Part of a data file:
********************

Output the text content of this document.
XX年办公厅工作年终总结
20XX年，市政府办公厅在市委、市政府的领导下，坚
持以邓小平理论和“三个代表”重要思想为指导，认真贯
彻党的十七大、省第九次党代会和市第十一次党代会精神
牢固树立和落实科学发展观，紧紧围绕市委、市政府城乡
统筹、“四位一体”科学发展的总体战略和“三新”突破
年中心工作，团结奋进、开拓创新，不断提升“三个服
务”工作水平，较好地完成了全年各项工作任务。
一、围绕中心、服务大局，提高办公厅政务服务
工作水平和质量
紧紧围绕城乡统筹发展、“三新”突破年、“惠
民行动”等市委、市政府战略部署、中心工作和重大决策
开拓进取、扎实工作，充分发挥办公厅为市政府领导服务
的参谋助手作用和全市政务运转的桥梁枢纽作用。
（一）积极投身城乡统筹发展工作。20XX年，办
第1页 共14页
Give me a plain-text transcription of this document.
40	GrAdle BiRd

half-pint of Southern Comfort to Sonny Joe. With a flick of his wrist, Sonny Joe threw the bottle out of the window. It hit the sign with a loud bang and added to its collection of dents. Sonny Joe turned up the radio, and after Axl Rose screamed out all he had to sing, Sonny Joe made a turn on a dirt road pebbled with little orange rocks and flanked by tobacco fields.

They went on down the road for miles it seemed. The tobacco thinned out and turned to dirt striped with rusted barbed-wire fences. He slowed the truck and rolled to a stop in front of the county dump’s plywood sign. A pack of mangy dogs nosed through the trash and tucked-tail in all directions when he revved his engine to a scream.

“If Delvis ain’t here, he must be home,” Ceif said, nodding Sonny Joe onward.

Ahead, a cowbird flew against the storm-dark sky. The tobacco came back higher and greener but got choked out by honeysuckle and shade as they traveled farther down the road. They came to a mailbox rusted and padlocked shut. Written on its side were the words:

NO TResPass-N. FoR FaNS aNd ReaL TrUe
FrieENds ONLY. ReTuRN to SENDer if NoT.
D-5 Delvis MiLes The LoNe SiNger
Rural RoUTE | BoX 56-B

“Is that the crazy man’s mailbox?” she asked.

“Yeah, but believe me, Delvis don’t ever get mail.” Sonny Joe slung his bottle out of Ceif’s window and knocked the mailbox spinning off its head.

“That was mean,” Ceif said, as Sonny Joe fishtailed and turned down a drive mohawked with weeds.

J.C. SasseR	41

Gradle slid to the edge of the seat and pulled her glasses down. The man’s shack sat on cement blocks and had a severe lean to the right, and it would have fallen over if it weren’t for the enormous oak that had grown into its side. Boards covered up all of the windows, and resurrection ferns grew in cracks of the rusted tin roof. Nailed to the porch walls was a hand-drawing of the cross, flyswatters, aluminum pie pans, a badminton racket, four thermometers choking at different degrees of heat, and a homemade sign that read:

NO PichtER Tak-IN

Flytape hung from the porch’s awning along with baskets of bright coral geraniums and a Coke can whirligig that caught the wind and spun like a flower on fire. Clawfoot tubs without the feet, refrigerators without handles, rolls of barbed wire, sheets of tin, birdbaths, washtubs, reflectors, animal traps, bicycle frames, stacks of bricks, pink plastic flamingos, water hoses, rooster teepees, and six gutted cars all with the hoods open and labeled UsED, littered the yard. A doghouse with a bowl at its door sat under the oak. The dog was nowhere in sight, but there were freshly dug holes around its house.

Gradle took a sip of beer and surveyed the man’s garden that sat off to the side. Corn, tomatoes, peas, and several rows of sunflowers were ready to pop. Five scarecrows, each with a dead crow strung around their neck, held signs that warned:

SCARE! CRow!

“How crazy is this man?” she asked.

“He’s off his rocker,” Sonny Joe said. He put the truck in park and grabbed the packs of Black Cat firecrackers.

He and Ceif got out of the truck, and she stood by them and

********************

Objective:
Exactly as written, please output every entry.

Correct answer:
Output the text content of this document.
XX年办公厅工作年终总结
20XX年，市政府办公厅在市委、市政府的领导下，坚
持以邓小平理论和“三个代表”重要思想为指导，认真贯
彻党的十七大、省第九次党代会和市第十一次党代会精神
牢固树立和落实科学发展观，紧紧围绕市委、市政府城乡
统筹、“四位一体”科学发展的总体战略和“三新”突破
年中心工作，团结奋进、开拓创新，不断提升“三个服
务”工作水平，较好地完成了全年各项工作任务。
一、围绕中心、服务大局，提高办公厅政务服务
工作水平和质量
紧紧围绕城乡统筹发展、“三新”突破年、“惠
民行动”等市委、市政府战略部署、中心工作和重大决策
开拓进取、扎实工作，充分发挥办公厅为市政府领导服务
的参谋助手作用和全市政务运转的桥梁枢纽作用。
（一）积极投身城乡统筹发展工作。20XX年，办
第1页 共14页
Give me a plain-text transcription of this document.
40	GrAdle BiRd

half-pint of Southern Comfort to Sonny Joe. With a flick of his wrist, Sonny Joe threw the bottle out of the window. It hit the sign with a loud bang and added to its collection of dents. Sonny Joe turned up the radio, and after Axl Rose screamed out all he had to sing, Sonny Joe made a turn on a dirt road pebbled with little orange rocks and flanked by tobacco fields.

They went on down the road for miles it seemed. The tobacco thinned out and turned to dirt striped with rusted barbed-wire fences. He slowed the truck and rolled to a stop in front of the county dump’s plywood sign. A pack of mangy dogs nosed through the trash and tucked-tail in all directions when he revved his engine to a scream.

“If Delvis ain’t here, he must be home,” Ceif said, nodding Sonny Joe onward.

Ahead, a cowbird flew against the storm-dark sky. The tobacco came back higher and greener but got choked out by honeysuckle and shade as they traveled farther down the road. They came to a mailbox rusted and padlocked shut. Written on its side were the words:

NO TResPass-N. FoR FaNS aNd ReaL TrUe
FrieENds ONLY. ReTuRN to SENDer if NoT.
D-5 Delvis MiLes The LoNe SiNger
Rural RoUTE | BoX 56-B

“Is that the crazy man’s mailbox?” she asked.

“Yeah, but believe me, Delvis don’t ever get mail.” Sonny Joe slung his bottle out of Ceif’s window and knocked the mailbox spinning off its head.

“That was mean,” Ceif said, as Sonny Joe fishtailed and turned down a drive mohawked with weeds.

J.C. SasseR	41

Gradle slid to the edge of the seat and pulled her glasses down. The man’s shack sat on cement blocks and had a severe lean to the right, and it would have fallen over if it weren’t for the enormous oak that had grown into its side. Boards covered up all of the windows, and resurrection ferns grew in cracks of the rusted tin roof. Nailed to the porch walls was a hand-drawing of the cross, flyswatters, aluminum pie pans, a badminton racket, four thermometers choking at different degrees of heat, and a homemade sign that read:

NO PichtER Tak-IN

Flytape hung from the porch’s awning along with baskets of bright coral geraniums and a Coke can whirligig that caught the wind and spun like a flower on fire. Clawfoot tubs without the feet, refrigerators without handles, rolls of barbed wire, sheets of tin, birdbaths, washtubs, reflectors, animal traps, bicycle frames, stacks of bricks, pink plastic flamingos, water hoses, rooster teepees, and six gutted cars all with the hoods open and labeled UsED, littered the yard. A doghouse with a bowl at its door sat under the oak. The dog was nowhere in sight, but there were freshly dug holes around its house.

Gradle took a sip of beer and surveyed the man’s garden that sat off to the side. Corn, tomatoes, peas, and several rows of sunflowers were ready to pop. Five scarecrows, each with a dead crow strung around their neck, held signs that warned:

SCARE! CRow!

“How crazy is this man?” she asked.

“He’s off his rocker,” Sonny Joe said. He put the truck in park and grabbed the packs of Black Cat firecrackers.

He and Ceif got out of the truck, and she stood by them and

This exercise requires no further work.